Quote the entries in full, character for character, without their images.
/---
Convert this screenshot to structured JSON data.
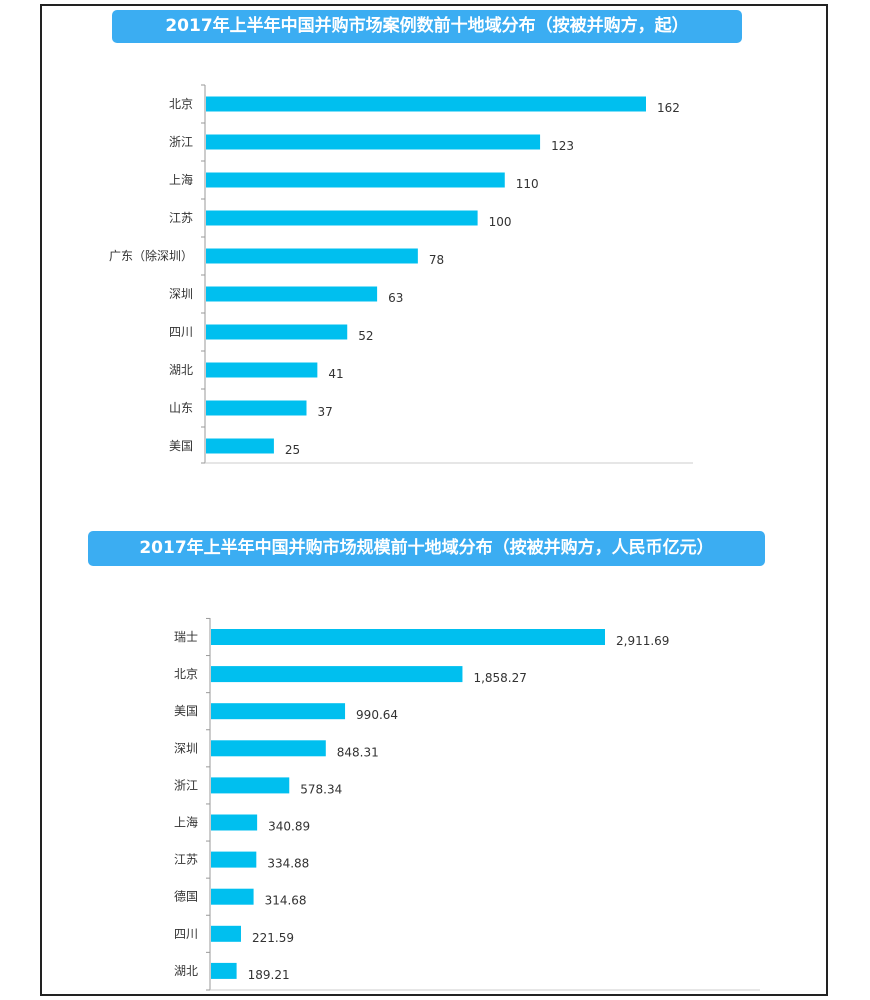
{
  "chart_data": [
    {
      "type": "bar",
      "orientation": "horizontal",
      "title": "2017年上半年中国并购市场案例数前十地域分布（按被并购方，起）",
      "categories": [
        "北京",
        "浙江",
        "上海",
        "江苏",
        "广东（除深圳）",
        "深圳",
        "四川",
        "湖北",
        "山东",
        "美国"
      ],
      "values": [
        162,
        123,
        110,
        100,
        78,
        63,
        52,
        41,
        37,
        25
      ],
      "value_labels": [
        "162",
        "123",
        "110",
        "100",
        "78",
        "63",
        "52",
        "41",
        "37",
        "25"
      ],
      "xlim": [
        0,
        180
      ],
      "color": "#00bfef"
    },
    {
      "type": "bar",
      "orientation": "horizontal",
      "title": "2017年上半年中国并购市场规模前十地域分布（按被并购方，人民币亿元）",
      "categories": [
        "瑞士",
        "北京",
        "美国",
        "深圳",
        "浙江",
        "上海",
        "江苏",
        "德国",
        "四川",
        "湖北"
      ],
      "values": [
        2911.69,
        1858.27,
        990.64,
        848.31,
        578.34,
        340.89,
        334.88,
        314.68,
        221.59,
        189.21
      ],
      "value_labels": [
        "2,911.69",
        "1,858.27",
        "990.64",
        "848.31",
        "578.34",
        "340.89",
        "334.88",
        "314.68",
        "221.59",
        "189.21"
      ],
      "xlim": [
        0,
        3200
      ],
      "color": "#00bfef"
    }
  ]
}
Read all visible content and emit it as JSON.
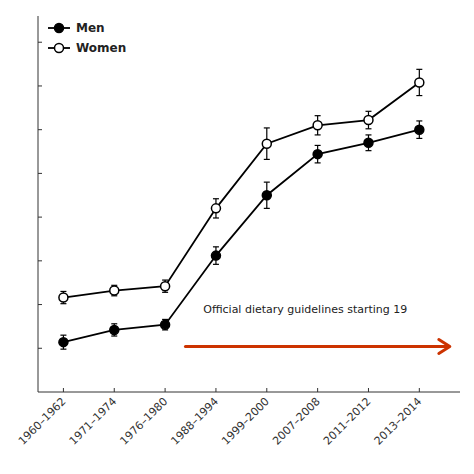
\---
# Reply to the task:
Convert this screenshot to structured JSON data.
{
  "chart_data": [
    {
      "type": "bar",
      "orientation": "horizontal",
      "title": "2017年上半年中国并购市场案例数前十地域分布（按被并购方，起）",
      "categories": [
        "北京",
        "浙江",
        "上海",
        "江苏",
        "广东（除深圳）",
        "深圳",
        "四川",
        "湖北",
        "山东",
        "美国"
      ],
      "values": [
        162,
        123,
        110,
        100,
        78,
        63,
        52,
        41,
        37,
        25
      ],
      "value_labels": [
        "162",
        "123",
        "110",
        "100",
        "78",
        "63",
        "52",
        "41",
        "37",
        "25"
      ],
      "xlim": [
        0,
        180
      ],
      "color": "#00bfef"
    },
    {
      "type": "bar",
      "orientation": "horizontal",
      "title": "2017年上半年中国并购市场规模前十地域分布（按被并购方，人民币亿元）",
      "categories": [
        "瑞士",
        "北京",
        "美国",
        "深圳",
        "浙江",
        "上海",
        "江苏",
        "德国",
        "四川",
        "湖北"
      ],
      "values": [
        2911.69,
        1858.27,
        990.64,
        848.31,
        578.34,
        340.89,
        334.88,
        314.68,
        221.59,
        189.21
      ],
      "value_labels": [
        "2,911.69",
        "1,858.27",
        "990.64",
        "848.31",
        "578.34",
        "340.89",
        "334.88",
        "314.68",
        "221.59",
        "189.21"
      ],
      "xlim": [
        0,
        3200
      ],
      "color": "#00bfef"
    }
  ]
}
Read all visible content and emit it as JSON.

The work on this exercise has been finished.